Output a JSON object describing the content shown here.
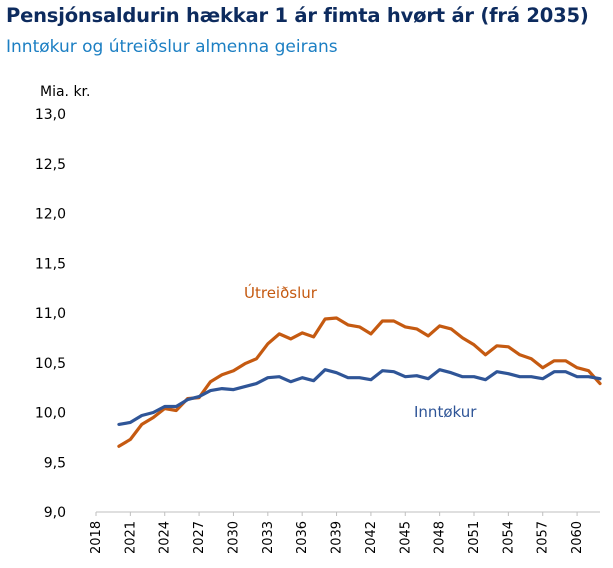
{
  "chart_data": {
    "type": "line",
    "title": "Pensjónsaldurin hækkar 1 ár fimta hvørt ár (frá 2035)",
    "subtitle": "Inntøkur og útreiðslur almenna geirans",
    "ylabel": "Mia. kr.",
    "ylim": [
      9.0,
      13.0
    ],
    "yticks": [
      "9,0",
      "9,5",
      "10,0",
      "10,5",
      "11,0",
      "11,5",
      "12,0",
      "12,5",
      "13,0"
    ],
    "xlim": [
      2018,
      2062
    ],
    "xticks": [
      "2018",
      "2021",
      "2024",
      "2027",
      "2030",
      "2033",
      "2036",
      "2039",
      "2042",
      "2045",
      "2048",
      "2051",
      "2054",
      "2057",
      "2060"
    ],
    "grid": false,
    "x": [
      2020,
      2021,
      2022,
      2023,
      2024,
      2025,
      2026,
      2027,
      2028,
      2029,
      2030,
      2031,
      2032,
      2033,
      2034,
      2035,
      2036,
      2037,
      2038,
      2039,
      2040,
      2041,
      2042,
      2043,
      2044,
      2045,
      2046,
      2047,
      2048,
      2049,
      2050,
      2051,
      2052,
      2053,
      2054,
      2055,
      2056,
      2057,
      2058,
      2059,
      2060,
      2061,
      2062
    ],
    "series": [
      {
        "name": "Útreiðslur",
        "color": "#c55a11",
        "values": [
          9.66,
          9.73,
          9.88,
          9.95,
          10.04,
          10.02,
          10.14,
          10.15,
          10.31,
          10.38,
          10.42,
          10.49,
          10.54,
          10.69,
          10.79,
          10.74,
          10.8,
          10.76,
          10.94,
          10.95,
          10.88,
          10.86,
          10.79,
          10.92,
          10.92,
          10.86,
          10.84,
          10.77,
          10.87,
          10.84,
          10.75,
          10.68,
          10.58,
          10.67,
          10.66,
          10.58,
          10.54,
          10.45,
          10.52,
          10.52,
          10.45,
          10.42,
          10.29
        ]
      },
      {
        "name": "Inntøkur",
        "color": "#2f5597",
        "values": [
          9.88,
          9.9,
          9.97,
          10.0,
          10.06,
          10.06,
          10.13,
          10.16,
          10.22,
          10.24,
          10.23,
          10.26,
          10.29,
          10.35,
          10.36,
          10.31,
          10.35,
          10.32,
          10.43,
          10.4,
          10.35,
          10.35,
          10.33,
          10.42,
          10.41,
          10.36,
          10.37,
          10.34,
          10.43,
          10.4,
          10.36,
          10.36,
          10.33,
          10.41,
          10.39,
          10.36,
          10.36,
          10.34,
          10.41,
          10.41,
          10.36,
          10.36,
          10.34
        ]
      }
    ]
  }
}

What you will do: Using the listing above, return all lines where the word "Inntøkur" occurs.

Response below:
    "subtitle": "Inntøkur og útreiðslur almenna geirans",
        "name": "Inntøkur",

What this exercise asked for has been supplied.